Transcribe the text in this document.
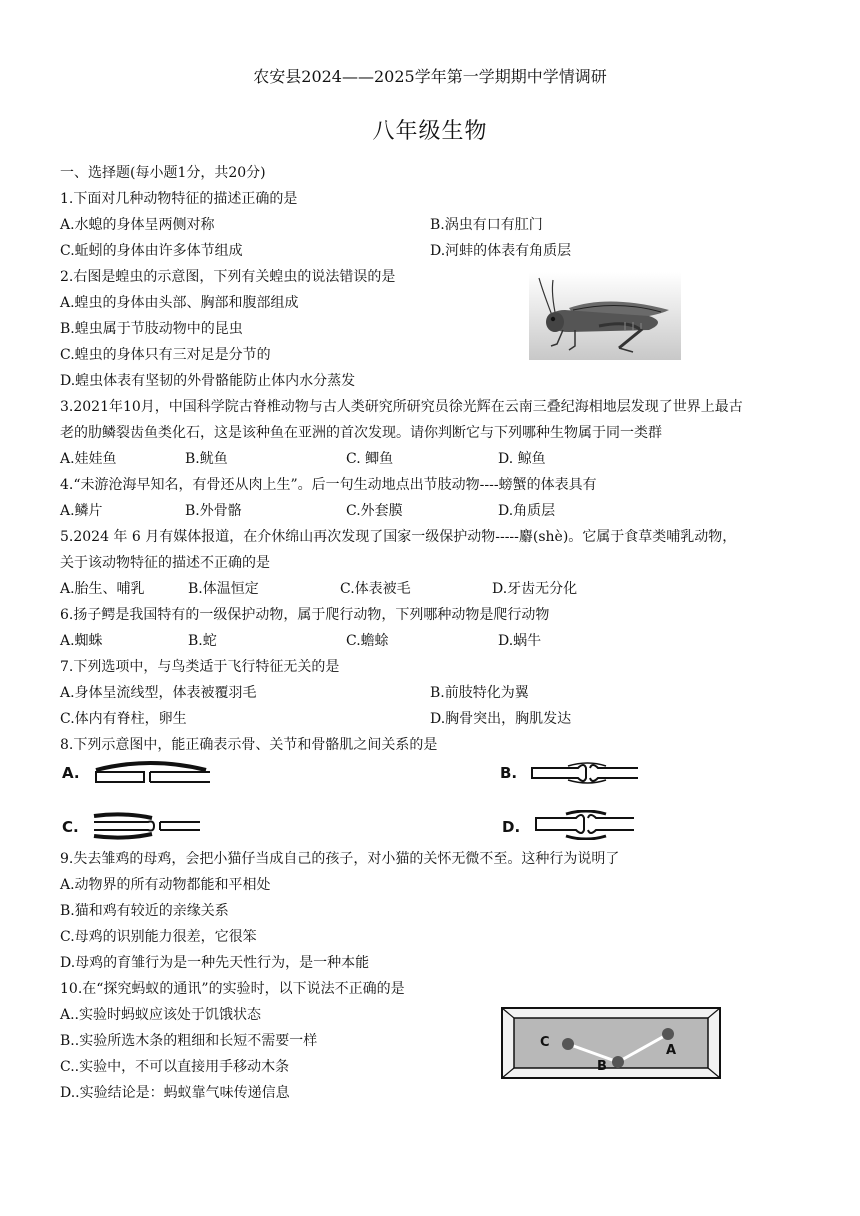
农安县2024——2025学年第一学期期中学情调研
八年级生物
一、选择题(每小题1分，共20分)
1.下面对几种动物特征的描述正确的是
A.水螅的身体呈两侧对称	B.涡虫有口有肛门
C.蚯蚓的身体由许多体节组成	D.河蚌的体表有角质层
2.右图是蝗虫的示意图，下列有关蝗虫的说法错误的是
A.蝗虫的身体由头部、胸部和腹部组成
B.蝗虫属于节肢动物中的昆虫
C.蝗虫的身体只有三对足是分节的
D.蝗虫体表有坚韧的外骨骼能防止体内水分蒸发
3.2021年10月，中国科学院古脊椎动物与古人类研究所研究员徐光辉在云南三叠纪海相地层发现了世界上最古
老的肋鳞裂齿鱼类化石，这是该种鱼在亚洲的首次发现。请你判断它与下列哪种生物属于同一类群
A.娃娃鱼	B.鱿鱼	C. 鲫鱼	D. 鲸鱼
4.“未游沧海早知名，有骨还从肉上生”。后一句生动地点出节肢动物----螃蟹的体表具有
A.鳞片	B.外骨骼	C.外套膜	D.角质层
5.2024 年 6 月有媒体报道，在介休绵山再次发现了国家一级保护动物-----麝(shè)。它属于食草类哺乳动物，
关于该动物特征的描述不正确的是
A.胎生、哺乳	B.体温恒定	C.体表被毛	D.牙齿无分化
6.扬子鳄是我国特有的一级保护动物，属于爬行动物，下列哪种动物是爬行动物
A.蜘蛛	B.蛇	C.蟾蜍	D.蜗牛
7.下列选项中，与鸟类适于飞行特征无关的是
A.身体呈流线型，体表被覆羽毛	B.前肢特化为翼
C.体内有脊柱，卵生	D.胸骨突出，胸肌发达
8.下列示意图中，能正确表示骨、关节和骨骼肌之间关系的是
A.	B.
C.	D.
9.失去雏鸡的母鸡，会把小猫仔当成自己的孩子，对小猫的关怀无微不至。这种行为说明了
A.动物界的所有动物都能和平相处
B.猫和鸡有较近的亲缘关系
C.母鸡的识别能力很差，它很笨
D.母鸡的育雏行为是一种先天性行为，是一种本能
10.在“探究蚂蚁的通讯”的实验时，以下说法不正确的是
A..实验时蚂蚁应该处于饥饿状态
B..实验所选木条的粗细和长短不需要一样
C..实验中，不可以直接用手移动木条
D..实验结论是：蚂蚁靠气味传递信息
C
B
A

++++

(Exercise): Leave the pictures out and output the rest of the listing exactly.

(Result of this exercise):
Transcribe the text in this document.
农安县2024——2025学年第一学期期中学情调研
八年级生物
一、选择题(每小题1分，共20分)
1.下面对几种动物特征的描述正确的是
A.水螅的身体呈两侧对称	B.涡虫有口有肛门
C.蚯蚓的身体由许多体节组成	D.河蚌的体表有角质层
2.右图是蝗虫的示意图，下列有关蝗虫的说法错误的是
A.蝗虫的身体由头部、胸部和腹部组成
B.蝗虫属于节肢动物中的昆虫
C.蝗虫的身体只有三对足是分节的
D.蝗虫体表有坚韧的外骨骼能防止体内水分蒸发
3.2021年10月，中国科学院古脊椎动物与古人类研究所研究员徐光辉在云南三叠纪海相地层发现了世界上最古
老的肋鳞裂齿鱼类化石，这是该种鱼在亚洲的首次发现。请你判断它与下列哪种生物属于同一类群
A.娃娃鱼	B.鱿鱼	C. 鲫鱼	D. 鲸鱼
4.“未游沧海早知名，有骨还从肉上生”。后一句生动地点出节肢动物----螃蟹的体表具有
A.鳞片	B.外骨骼	C.外套膜	D.角质层
5.2024 年 6 月有媒体报道，在介休绵山再次发现了国家一级保护动物-----麝(shè)。它属于食草类哺乳动物，
关于该动物特征的描述不正确的是
A.胎生、哺乳	B.体温恒定	C.体表被毛	D.牙齿无分化
6.扬子鳄是我国特有的一级保护动物，属于爬行动物，下列哪种动物是爬行动物
A.蜘蛛	B.蛇	C.蟾蜍	D.蜗牛
7.下列选项中，与鸟类适于飞行特征无关的是
A.身体呈流线型，体表被覆羽毛	B.前肢特化为翼
C.体内有脊柱，卵生	D.胸骨突出，胸肌发达
8.下列示意图中，能正确表示骨、关节和骨骼肌之间关系的是
A.	B.
C.	D.
9.失去雏鸡的母鸡，会把小猫仔当成自己的孩子，对小猫的关怀无微不至。这种行为说明了
A.动物界的所有动物都能和平相处
B.猫和鸡有较近的亲缘关系
C.母鸡的识别能力很差，它很笨
D.母鸡的育雏行为是一种先天性行为，是一种本能
10.在“探究蚂蚁的通讯”的实验时，以下说法不正确的是
A..实验时蚂蚁应该处于饥饿状态
B..实验所选木条的粗细和长短不需要一样
C..实验中，不可以直接用手移动木条
D..实验结论是：蚂蚁靠气味传递信息
C
B
A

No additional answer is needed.